PROVIDED RECORDS:

** BEGIN **

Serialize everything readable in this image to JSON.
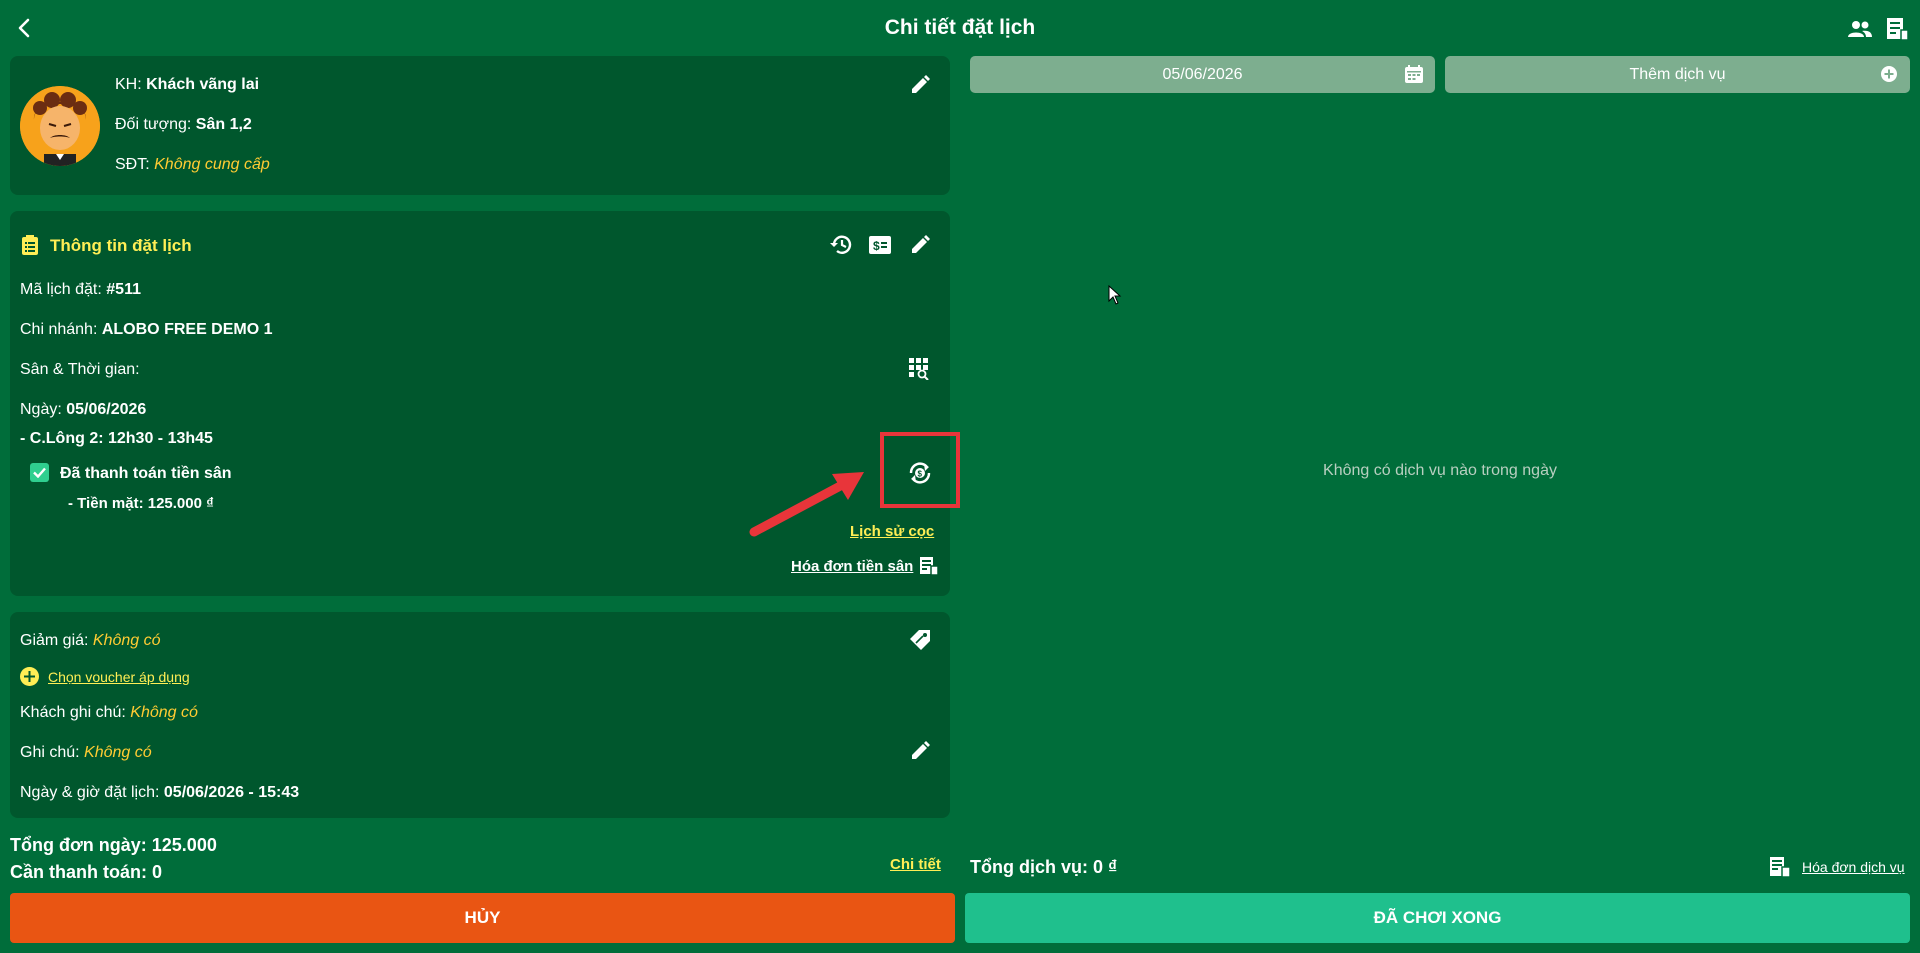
{
  "header": {
    "title": "Chi tiết đặt lịch"
  },
  "customer": {
    "name_label": "KH: ",
    "name": "Khách vãng lai",
    "target_label": "Đối tượng: ",
    "target": "Sân 1,2",
    "phone_label": "SĐT: ",
    "phone": "Không cung cấp"
  },
  "booking": {
    "section_title": "Thông tin đặt lịch",
    "code_label": "Mã lịch đặt: ",
    "code": "#511",
    "branch_label": "Chi nhánh: ",
    "branch": "ALOBO FREE DEMO 1",
    "court_time_label": "Sân & Thời gian:",
    "date_label": "Ngày: ",
    "date": "05/06/2026",
    "slot": " - C.Lông 2: 12h30 - 13h45",
    "paid_label": "Đã thanh toán tiền sân",
    "cash_line": "- Tiền mặt: 125.000 ₫",
    "deposit_history": "Lịch sử cọc",
    "court_invoice": "Hóa đơn tiền sân"
  },
  "extras": {
    "discount_label": "Giảm giá: ",
    "discount": "Không có",
    "voucher_link": "Chọn voucher áp dụng",
    "customer_note_label": "Khách ghi chú: ",
    "customer_note": "Không có",
    "note_label": "Ghi chú: ",
    "note": "Không có",
    "booked_at_label": "Ngày & giờ đặt lịch: ",
    "booked_at": "05/06/2026 - 15:43"
  },
  "summary": {
    "day_total": "Tổng đơn ngày: 125.000",
    "to_pay": "Cần thanh toán: 0",
    "detail_link": "Chi tiết"
  },
  "services": {
    "date": "05/06/2026",
    "add_service": "Thêm dịch vụ",
    "empty": "Không có dịch vụ nào trong ngày",
    "total": "Tổng dịch vụ: 0 ₫",
    "invoice_link": "Hóa đơn dịch vụ"
  },
  "actions": {
    "cancel": "HỦY",
    "done": "ĐÃ CHƠI XONG"
  },
  "colors": {
    "background": "#006d3a",
    "card": "#00572d",
    "accent_yellow": "#ffee55",
    "italic_yellow": "#ffcc33",
    "cancel": "#e95513",
    "done": "#1fc08d",
    "highlight": "#e8353a"
  }
}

** END **

Your task is to retype all the entries exactly and leave out any pictures.

FULL ANSWER:
Serialize everything readable in this image to JSON.
{
  "header": {
    "title": "Chi tiết đặt lịch"
  },
  "customer": {
    "name_label": "KH: ",
    "name": "Khách vãng lai",
    "target_label": "Đối tượng: ",
    "target": "Sân 1,2",
    "phone_label": "SĐT: ",
    "phone": "Không cung cấp"
  },
  "booking": {
    "section_title": "Thông tin đặt lịch",
    "code_label": "Mã lịch đặt: ",
    "code": "#511",
    "branch_label": "Chi nhánh: ",
    "branch": "ALOBO FREE DEMO 1",
    "court_time_label": "Sân & Thời gian:",
    "date_label": "Ngày: ",
    "date": "05/06/2026",
    "slot": " - C.Lông 2: 12h30 - 13h45",
    "paid_label": "Đã thanh toán tiền sân",
    "cash_line": "- Tiền mặt: 125.000 ₫",
    "deposit_history": "Lịch sử cọc",
    "court_invoice": "Hóa đơn tiền sân"
  },
  "extras": {
    "discount_label": "Giảm giá: ",
    "discount": "Không có",
    "voucher_link": "Chọn voucher áp dụng",
    "customer_note_label": "Khách ghi chú: ",
    "customer_note": "Không có",
    "note_label": "Ghi chú: ",
    "note": "Không có",
    "booked_at_label": "Ngày & giờ đặt lịch: ",
    "booked_at": "05/06/2026 - 15:43"
  },
  "summary": {
    "day_total": "Tổng đơn ngày: 125.000",
    "to_pay": "Cần thanh toán: 0",
    "detail_link": "Chi tiết"
  },
  "services": {
    "date": "05/06/2026",
    "add_service": "Thêm dịch vụ",
    "empty": "Không có dịch vụ nào trong ngày",
    "total": "Tổng dịch vụ: 0 ₫",
    "invoice_link": "Hóa đơn dịch vụ"
  },
  "actions": {
    "cancel": "HỦY",
    "done": "ĐÃ CHƠI XONG"
  },
  "colors": {
    "background": "#006d3a",
    "card": "#00572d",
    "accent_yellow": "#ffee55",
    "italic_yellow": "#ffcc33",
    "cancel": "#e95513",
    "done": "#1fc08d",
    "highlight": "#e8353a"
  }
}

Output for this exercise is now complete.